Brief:
Only the pictures stay out; every record is to be quoted exactly.
########
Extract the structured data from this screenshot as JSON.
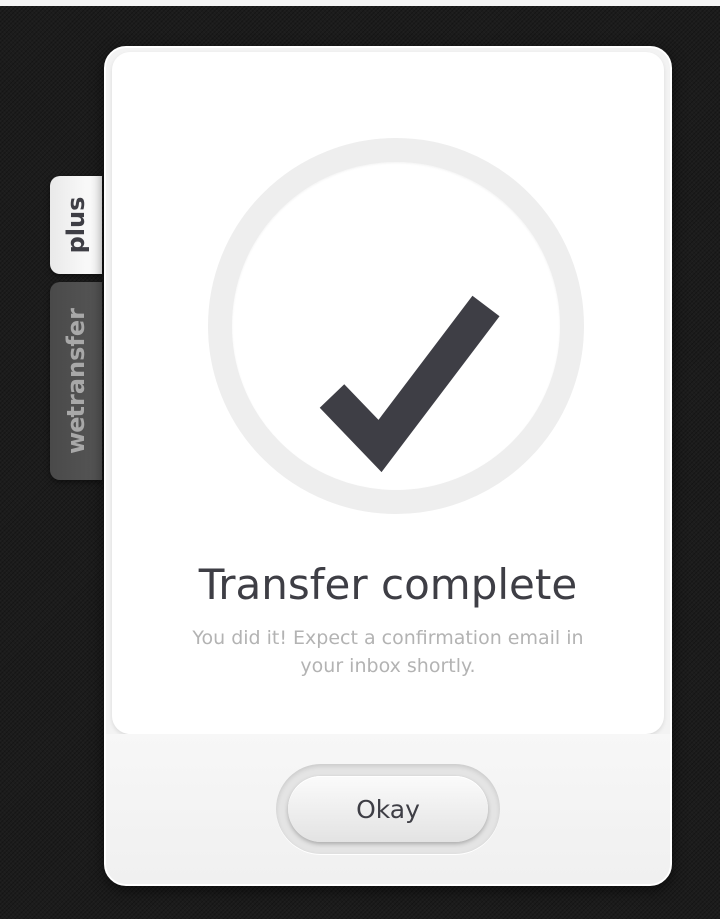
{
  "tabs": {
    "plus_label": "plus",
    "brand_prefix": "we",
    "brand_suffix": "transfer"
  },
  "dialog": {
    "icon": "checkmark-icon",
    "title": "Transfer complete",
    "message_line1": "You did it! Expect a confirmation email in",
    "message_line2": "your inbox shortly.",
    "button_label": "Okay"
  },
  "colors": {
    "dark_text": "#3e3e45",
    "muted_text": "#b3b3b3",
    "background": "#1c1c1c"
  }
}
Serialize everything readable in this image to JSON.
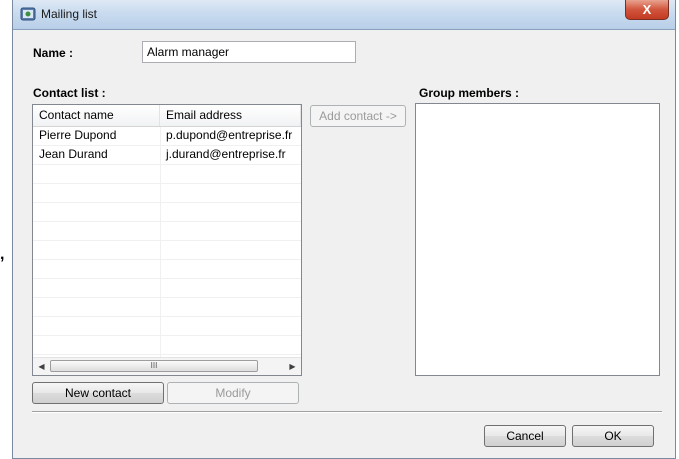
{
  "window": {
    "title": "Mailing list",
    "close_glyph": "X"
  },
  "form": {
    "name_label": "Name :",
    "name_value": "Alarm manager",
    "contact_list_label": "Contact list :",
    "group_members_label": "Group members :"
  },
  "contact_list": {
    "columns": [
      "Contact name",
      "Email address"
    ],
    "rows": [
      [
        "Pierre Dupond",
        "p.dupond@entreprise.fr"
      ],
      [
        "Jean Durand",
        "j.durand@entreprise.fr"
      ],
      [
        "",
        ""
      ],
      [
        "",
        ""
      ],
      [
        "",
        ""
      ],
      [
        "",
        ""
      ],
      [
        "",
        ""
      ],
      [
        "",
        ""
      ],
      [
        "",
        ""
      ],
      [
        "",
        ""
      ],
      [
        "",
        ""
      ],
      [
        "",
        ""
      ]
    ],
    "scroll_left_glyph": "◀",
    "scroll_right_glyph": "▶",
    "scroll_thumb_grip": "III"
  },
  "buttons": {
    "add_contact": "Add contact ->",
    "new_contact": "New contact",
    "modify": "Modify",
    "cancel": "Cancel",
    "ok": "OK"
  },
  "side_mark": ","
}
########
Right answer:
Extract the structured data from this screenshot as JSON.
{
  "tabs": {
    "plus_label": "plus",
    "brand_prefix": "we",
    "brand_suffix": "transfer"
  },
  "dialog": {
    "icon": "checkmark-icon",
    "title": "Transfer complete",
    "message_line1": "You did it! Expect a confirmation email in",
    "message_line2": "your inbox shortly.",
    "button_label": "Okay"
  },
  "colors": {
    "dark_text": "#3e3e45",
    "muted_text": "#b3b3b3",
    "background": "#1c1c1c"
  }
}
Serialize everything readable in this image to JSON.
{
  "window": {
    "title": "Mailing list",
    "close_glyph": "X"
  },
  "form": {
    "name_label": "Name :",
    "name_value": "Alarm manager",
    "contact_list_label": "Contact list :",
    "group_members_label": "Group members :"
  },
  "contact_list": {
    "columns": [
      "Contact name",
      "Email address"
    ],
    "rows": [
      [
        "Pierre Dupond",
        "p.dupond@entreprise.fr"
      ],
      [
        "Jean Durand",
        "j.durand@entreprise.fr"
      ],
      [
        "",
        ""
      ],
      [
        "",
        ""
      ],
      [
        "",
        ""
      ],
      [
        "",
        ""
      ],
      [
        "",
        ""
      ],
      [
        "",
        ""
      ],
      [
        "",
        ""
      ],
      [
        "",
        ""
      ],
      [
        "",
        ""
      ],
      [
        "",
        ""
      ]
    ],
    "scroll_left_glyph": "◀",
    "scroll_right_glyph": "▶",
    "scroll_thumb_grip": "III"
  },
  "buttons": {
    "add_contact": "Add contact ->",
    "new_contact": "New contact",
    "modify": "Modify",
    "cancel": "Cancel",
    "ok": "OK"
  },
  "side_mark": ","
}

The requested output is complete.